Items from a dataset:
## begin

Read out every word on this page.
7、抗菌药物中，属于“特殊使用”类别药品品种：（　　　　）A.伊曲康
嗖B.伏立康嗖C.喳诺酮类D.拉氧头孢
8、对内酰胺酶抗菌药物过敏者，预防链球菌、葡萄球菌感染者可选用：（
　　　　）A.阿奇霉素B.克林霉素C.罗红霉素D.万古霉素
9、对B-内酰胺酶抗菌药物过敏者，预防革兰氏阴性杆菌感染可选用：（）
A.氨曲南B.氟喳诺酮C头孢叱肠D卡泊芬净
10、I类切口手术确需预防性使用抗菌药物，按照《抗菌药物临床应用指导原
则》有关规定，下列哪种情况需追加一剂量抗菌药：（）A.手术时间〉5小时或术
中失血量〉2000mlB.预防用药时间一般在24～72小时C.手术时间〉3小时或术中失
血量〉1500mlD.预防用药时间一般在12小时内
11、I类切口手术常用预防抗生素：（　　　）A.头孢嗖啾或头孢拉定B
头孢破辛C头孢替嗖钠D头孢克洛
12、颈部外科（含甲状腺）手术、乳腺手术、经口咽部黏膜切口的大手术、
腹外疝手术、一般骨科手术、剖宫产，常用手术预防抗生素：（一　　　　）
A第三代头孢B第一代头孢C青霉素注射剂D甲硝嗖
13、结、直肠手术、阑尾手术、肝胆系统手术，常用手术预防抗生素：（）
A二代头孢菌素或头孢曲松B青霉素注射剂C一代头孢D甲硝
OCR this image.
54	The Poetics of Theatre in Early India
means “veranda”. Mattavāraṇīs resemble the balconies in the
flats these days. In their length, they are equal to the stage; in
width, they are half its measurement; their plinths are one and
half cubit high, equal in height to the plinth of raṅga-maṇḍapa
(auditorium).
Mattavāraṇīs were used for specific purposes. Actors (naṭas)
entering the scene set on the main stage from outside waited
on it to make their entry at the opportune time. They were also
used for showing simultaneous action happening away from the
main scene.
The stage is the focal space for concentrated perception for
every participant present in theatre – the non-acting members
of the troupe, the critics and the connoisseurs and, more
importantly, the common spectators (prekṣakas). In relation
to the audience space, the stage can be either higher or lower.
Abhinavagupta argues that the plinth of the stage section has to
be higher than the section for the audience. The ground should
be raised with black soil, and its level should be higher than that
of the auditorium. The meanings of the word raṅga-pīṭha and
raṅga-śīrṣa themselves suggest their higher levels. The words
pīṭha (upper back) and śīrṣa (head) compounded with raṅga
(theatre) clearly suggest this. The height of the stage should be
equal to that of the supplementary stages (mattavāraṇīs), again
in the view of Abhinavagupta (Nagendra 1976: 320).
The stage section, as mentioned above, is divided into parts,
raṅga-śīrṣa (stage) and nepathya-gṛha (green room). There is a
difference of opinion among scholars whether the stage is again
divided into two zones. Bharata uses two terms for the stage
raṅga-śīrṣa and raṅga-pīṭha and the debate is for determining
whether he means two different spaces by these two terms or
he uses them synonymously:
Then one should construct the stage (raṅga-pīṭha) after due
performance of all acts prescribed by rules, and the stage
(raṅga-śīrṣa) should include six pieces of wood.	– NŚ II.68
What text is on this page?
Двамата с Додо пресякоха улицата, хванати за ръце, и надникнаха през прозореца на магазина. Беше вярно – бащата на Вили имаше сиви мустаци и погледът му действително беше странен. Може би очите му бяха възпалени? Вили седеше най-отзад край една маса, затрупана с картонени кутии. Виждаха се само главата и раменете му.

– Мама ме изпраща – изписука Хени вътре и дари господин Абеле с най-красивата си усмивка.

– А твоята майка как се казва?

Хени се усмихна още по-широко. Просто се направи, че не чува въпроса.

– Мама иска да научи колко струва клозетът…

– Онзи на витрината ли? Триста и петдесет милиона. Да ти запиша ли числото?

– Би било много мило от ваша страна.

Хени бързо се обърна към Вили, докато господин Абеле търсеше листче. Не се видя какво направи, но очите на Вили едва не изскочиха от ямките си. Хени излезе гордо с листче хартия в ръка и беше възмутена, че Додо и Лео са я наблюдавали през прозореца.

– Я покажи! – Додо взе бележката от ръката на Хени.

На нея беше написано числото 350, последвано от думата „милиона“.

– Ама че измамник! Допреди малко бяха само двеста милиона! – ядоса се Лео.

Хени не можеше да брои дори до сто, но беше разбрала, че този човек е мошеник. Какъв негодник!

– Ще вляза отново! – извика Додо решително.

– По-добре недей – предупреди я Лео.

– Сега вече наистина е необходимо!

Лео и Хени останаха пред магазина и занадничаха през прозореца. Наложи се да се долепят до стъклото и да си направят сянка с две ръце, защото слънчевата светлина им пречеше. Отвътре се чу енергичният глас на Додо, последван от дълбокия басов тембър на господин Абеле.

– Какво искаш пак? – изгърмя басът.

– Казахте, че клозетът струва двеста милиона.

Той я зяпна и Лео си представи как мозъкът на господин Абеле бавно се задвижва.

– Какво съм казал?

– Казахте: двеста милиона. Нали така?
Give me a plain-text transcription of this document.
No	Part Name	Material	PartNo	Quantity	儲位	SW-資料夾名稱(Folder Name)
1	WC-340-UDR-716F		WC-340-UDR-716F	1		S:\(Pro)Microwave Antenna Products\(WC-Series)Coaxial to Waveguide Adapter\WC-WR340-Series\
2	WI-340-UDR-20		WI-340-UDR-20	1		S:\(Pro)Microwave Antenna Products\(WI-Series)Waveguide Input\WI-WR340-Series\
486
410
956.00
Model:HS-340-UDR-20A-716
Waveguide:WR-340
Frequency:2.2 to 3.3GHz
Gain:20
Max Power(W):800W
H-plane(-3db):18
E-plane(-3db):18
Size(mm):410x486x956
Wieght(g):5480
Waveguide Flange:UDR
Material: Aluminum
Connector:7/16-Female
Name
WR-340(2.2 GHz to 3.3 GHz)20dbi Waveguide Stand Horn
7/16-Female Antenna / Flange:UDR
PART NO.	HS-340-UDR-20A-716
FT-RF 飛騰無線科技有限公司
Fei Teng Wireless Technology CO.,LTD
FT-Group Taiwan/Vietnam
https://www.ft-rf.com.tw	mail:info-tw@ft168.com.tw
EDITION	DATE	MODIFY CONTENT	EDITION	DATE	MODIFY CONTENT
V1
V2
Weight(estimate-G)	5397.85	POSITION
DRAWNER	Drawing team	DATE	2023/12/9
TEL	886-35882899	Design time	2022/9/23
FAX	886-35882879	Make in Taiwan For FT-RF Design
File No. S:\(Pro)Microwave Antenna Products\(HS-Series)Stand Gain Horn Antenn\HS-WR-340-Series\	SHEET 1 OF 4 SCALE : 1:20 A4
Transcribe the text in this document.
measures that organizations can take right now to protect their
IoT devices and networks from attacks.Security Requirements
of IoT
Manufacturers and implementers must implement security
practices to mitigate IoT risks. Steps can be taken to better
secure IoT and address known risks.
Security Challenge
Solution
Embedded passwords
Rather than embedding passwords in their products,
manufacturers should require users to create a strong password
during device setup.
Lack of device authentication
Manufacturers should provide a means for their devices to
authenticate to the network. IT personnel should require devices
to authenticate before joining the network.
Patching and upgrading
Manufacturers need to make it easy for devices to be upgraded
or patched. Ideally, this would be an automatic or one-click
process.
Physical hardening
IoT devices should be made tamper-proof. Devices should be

## end

-- Aim of the exercise --
Could you give again exactly the lines from the line containing "Transcribe the text in this document." through the final line of the data above, and no others?

-- Solution for this problem --
Transcribe the text in this document.
measures that organizations can take right now to protect their
IoT devices and networks from attacks.Security Requirements
of IoT
Manufacturers and implementers must implement security
practices to mitigate IoT risks. Steps can be taken to better
secure IoT and address known risks.
Security Challenge
Solution
Embedded passwords
Rather than embedding passwords in their products,
manufacturers should require users to create a strong password
during device setup.
Lack of device authentication
Manufacturers should provide a means for their devices to
authenticate to the network. IT personnel should require devices
to authenticate before joining the network.
Patching and upgrading
Manufacturers need to make it easy for devices to be upgraded
or patched. Ideally, this would be an automatic or one-click
process.
Physical hardening
IoT devices should be made tamper-proof. Devices should be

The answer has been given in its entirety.